**Task to complete**
Among the records below, find each line that includes the string "title" and copy it.
— Begin Stored rows —
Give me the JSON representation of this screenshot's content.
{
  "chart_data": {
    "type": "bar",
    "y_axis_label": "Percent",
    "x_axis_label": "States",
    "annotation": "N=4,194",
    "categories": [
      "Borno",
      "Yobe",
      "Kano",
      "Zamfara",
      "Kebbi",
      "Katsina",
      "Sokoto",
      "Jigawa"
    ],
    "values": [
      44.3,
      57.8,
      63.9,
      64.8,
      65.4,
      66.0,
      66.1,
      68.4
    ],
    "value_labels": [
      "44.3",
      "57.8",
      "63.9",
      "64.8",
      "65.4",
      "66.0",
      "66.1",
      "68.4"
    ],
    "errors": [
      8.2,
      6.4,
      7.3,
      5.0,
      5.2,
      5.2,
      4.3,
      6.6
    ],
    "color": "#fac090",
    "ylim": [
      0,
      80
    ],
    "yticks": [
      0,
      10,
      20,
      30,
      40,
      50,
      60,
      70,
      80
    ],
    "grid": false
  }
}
— End Stored rows —
— Begin Stored rows —
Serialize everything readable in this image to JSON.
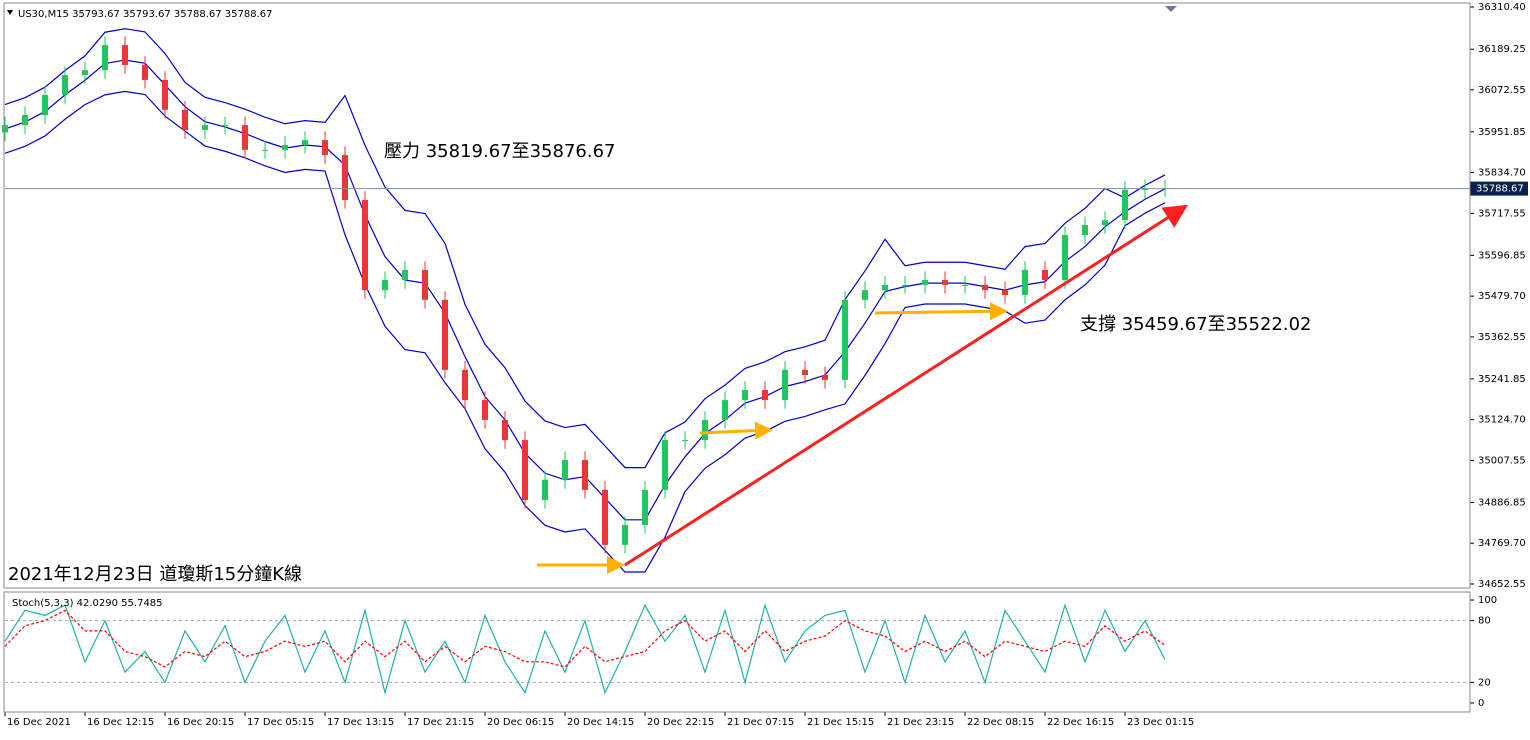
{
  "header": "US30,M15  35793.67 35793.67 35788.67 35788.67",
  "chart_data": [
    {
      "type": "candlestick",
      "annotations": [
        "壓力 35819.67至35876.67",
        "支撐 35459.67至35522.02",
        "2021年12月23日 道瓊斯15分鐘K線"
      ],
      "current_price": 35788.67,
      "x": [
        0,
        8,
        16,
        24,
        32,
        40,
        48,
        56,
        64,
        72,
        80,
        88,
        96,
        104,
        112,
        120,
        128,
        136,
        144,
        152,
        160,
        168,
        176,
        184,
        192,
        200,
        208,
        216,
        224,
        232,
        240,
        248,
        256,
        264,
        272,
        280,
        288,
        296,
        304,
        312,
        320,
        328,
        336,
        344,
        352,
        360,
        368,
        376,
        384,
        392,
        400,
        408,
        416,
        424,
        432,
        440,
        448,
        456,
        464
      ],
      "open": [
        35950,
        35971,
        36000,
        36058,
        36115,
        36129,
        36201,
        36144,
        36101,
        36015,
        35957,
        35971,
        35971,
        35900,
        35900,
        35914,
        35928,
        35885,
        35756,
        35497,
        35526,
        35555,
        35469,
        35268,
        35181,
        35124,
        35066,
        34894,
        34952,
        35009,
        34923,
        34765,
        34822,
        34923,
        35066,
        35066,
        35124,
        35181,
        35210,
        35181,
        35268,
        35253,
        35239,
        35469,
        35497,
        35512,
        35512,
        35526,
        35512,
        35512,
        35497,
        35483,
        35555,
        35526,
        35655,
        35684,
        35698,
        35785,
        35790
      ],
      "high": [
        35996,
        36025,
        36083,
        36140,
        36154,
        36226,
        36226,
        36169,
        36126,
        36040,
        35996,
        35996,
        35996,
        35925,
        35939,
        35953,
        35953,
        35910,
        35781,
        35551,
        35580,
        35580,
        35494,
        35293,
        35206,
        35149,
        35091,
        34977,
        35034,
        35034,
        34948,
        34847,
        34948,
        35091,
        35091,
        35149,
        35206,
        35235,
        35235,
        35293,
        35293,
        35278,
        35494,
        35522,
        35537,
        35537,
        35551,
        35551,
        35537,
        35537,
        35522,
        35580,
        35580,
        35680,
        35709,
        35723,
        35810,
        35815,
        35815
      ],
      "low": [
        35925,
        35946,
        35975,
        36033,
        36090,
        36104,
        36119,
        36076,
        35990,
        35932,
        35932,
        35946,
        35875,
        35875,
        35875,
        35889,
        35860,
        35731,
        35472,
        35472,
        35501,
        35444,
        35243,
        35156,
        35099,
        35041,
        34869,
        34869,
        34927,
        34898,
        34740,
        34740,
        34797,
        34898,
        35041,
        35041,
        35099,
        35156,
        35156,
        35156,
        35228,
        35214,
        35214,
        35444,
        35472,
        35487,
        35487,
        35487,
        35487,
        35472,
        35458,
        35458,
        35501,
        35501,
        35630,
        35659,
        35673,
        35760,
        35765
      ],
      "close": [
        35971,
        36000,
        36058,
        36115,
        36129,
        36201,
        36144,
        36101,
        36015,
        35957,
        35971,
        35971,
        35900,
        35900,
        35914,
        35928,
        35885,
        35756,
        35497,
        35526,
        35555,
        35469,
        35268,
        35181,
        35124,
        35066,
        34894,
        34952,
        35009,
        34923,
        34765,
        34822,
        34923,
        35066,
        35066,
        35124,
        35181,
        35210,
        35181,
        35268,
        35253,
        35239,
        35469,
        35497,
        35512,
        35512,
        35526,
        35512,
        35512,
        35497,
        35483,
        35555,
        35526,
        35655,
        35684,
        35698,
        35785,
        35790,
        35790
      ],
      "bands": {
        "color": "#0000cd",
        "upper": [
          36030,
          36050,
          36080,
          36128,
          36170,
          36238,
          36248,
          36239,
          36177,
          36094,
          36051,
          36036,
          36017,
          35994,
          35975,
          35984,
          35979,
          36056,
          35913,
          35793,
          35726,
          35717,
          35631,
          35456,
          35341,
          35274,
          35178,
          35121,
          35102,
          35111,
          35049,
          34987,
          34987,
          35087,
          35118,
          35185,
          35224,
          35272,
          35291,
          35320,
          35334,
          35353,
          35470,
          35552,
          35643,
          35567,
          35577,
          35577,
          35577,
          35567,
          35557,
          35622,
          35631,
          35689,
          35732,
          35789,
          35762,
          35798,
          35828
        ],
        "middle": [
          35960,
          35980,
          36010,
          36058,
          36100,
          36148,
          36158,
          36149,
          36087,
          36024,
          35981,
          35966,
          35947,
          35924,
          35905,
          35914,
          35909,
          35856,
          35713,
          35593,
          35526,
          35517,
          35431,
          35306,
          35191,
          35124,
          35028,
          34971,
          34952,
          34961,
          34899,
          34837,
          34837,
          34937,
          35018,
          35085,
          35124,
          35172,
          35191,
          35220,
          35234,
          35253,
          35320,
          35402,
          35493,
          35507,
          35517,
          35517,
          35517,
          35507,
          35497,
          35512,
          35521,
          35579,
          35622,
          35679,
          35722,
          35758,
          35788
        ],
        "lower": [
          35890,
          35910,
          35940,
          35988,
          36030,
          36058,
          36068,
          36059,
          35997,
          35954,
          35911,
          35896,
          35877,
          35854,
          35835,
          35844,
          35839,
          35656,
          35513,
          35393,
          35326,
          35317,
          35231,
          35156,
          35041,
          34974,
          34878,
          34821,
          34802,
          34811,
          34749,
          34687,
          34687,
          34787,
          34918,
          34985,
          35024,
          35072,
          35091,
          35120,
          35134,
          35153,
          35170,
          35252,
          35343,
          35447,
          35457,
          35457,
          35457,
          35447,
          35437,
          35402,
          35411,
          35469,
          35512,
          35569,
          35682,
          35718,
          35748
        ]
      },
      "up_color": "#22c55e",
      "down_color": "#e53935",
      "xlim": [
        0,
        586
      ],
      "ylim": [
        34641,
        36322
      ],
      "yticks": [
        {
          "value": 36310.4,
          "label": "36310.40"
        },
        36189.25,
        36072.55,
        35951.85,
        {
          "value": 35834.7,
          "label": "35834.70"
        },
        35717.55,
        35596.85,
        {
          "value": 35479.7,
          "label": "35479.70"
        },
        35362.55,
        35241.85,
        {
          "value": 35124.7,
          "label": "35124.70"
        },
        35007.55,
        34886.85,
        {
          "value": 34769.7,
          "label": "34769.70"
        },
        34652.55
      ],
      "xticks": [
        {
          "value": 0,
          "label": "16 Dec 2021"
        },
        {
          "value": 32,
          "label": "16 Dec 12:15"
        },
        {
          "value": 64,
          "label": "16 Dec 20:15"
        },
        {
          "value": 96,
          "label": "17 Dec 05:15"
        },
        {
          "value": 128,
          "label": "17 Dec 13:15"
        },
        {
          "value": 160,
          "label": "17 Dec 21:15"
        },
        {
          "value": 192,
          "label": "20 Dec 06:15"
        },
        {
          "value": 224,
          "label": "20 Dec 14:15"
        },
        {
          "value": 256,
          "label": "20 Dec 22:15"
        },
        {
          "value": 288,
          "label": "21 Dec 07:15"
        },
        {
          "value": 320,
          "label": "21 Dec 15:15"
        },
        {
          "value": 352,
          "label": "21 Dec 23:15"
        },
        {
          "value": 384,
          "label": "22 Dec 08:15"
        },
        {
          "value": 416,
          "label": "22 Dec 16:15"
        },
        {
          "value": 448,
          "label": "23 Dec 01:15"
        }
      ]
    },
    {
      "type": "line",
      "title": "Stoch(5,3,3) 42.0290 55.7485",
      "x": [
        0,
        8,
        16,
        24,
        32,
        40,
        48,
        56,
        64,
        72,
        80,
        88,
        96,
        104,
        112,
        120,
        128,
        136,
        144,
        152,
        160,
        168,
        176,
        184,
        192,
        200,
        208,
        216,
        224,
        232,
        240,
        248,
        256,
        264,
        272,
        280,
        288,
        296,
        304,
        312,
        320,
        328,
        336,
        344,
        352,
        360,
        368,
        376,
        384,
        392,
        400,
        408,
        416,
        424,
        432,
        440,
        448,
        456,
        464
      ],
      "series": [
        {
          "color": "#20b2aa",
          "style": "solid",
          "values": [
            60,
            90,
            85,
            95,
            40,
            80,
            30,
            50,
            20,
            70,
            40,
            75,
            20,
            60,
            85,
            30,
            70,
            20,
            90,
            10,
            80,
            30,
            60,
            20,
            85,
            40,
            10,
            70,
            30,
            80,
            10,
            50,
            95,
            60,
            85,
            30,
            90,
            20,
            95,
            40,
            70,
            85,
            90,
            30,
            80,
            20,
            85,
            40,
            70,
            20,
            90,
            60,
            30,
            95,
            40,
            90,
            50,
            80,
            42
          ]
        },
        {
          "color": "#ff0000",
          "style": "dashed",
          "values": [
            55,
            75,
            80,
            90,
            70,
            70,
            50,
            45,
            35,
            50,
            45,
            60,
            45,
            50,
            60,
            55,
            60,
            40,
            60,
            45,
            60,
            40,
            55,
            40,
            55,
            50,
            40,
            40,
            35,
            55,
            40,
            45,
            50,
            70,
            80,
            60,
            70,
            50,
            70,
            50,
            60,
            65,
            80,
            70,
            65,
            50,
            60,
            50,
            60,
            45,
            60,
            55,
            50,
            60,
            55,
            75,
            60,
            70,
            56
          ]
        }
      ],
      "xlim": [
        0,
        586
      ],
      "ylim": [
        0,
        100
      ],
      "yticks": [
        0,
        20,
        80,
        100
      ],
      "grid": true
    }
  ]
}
— End Stored rows —
— Begin Stored rows —
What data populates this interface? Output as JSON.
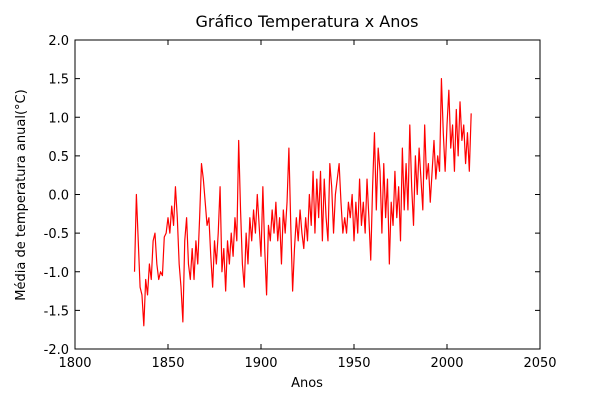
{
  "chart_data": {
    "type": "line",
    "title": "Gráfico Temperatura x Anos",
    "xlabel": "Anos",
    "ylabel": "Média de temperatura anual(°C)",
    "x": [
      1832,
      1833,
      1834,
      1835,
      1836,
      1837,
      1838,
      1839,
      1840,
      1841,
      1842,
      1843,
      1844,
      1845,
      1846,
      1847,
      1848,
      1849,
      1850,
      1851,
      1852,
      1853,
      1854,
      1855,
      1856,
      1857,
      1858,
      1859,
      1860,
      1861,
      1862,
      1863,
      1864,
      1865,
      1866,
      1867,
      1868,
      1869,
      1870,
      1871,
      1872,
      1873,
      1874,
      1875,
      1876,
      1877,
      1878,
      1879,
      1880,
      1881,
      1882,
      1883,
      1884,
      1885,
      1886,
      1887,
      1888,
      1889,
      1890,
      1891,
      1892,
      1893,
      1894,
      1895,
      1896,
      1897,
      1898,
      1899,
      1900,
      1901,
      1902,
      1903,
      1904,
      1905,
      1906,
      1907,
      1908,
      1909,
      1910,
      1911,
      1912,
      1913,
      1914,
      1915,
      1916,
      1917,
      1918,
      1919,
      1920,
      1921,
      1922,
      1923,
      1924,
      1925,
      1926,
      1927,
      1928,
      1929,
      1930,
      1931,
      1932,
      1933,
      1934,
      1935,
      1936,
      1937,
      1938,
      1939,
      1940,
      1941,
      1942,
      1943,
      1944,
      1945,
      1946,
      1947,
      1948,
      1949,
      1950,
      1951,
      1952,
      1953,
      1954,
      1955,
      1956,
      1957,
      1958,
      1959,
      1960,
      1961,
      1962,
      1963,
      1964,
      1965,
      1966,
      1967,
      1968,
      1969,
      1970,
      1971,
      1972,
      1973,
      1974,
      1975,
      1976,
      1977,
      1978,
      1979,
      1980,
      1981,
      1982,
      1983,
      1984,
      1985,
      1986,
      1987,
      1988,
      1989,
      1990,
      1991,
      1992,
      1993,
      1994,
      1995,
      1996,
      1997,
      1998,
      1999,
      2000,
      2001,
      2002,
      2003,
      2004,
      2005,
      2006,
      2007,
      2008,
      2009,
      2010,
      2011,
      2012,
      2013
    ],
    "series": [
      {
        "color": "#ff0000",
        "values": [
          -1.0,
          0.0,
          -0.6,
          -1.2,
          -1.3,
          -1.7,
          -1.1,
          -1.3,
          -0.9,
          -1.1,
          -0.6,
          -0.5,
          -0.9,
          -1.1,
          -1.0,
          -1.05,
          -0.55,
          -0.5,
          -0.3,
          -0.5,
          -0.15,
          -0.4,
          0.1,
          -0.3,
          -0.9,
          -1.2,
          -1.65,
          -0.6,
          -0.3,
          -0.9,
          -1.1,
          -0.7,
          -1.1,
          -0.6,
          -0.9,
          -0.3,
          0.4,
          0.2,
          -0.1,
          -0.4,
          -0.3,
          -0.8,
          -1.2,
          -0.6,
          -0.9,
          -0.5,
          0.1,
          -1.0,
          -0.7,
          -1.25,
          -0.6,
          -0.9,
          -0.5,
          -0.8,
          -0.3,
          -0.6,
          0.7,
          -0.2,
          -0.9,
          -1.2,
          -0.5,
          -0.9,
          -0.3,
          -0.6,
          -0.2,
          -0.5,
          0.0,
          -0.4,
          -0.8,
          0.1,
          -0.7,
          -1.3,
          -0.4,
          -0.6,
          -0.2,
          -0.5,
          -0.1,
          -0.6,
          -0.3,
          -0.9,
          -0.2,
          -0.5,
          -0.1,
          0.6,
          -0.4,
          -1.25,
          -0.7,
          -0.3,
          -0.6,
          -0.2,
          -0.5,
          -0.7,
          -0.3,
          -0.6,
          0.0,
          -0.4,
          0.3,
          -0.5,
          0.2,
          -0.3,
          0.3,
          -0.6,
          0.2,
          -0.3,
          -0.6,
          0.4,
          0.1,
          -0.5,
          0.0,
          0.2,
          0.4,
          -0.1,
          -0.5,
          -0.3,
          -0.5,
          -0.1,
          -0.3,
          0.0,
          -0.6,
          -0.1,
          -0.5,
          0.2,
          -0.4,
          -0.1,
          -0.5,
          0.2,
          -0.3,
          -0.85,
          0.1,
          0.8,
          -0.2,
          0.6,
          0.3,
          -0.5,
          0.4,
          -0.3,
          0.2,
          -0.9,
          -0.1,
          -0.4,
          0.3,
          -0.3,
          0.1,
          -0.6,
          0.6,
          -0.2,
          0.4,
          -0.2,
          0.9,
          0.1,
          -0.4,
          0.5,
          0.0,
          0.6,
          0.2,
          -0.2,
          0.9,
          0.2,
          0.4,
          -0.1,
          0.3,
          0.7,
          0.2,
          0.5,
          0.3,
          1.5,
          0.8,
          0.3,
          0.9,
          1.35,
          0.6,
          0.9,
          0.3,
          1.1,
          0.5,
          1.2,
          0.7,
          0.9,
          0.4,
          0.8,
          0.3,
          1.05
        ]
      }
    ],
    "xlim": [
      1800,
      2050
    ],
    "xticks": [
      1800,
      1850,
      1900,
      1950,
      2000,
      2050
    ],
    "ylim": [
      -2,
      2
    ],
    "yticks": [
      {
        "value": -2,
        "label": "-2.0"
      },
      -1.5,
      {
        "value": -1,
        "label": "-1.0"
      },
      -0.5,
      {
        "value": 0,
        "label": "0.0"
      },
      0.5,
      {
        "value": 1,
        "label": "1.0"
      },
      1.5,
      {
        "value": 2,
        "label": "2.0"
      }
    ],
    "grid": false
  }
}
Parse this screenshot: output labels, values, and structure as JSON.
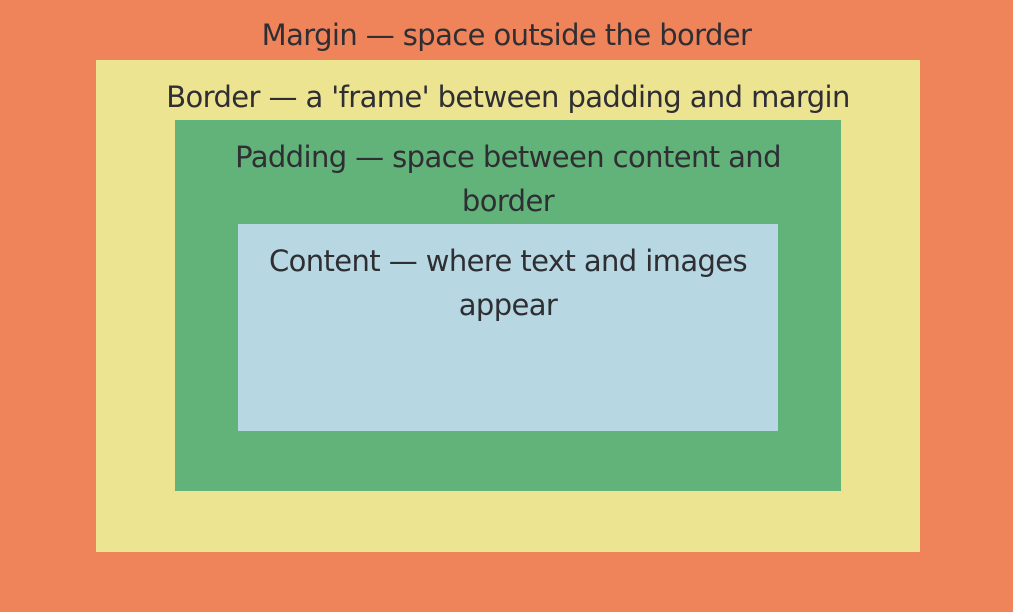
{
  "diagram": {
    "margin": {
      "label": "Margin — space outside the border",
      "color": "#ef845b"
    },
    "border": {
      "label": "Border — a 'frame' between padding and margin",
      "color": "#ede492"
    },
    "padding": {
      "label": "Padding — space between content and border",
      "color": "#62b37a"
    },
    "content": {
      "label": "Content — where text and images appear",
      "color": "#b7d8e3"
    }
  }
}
— End Stored rows —
**Final result**
      "title": "Stoch(5,3,3) 42.0290 55.7485",
    "title": "Gráfico Temperatura x Anos",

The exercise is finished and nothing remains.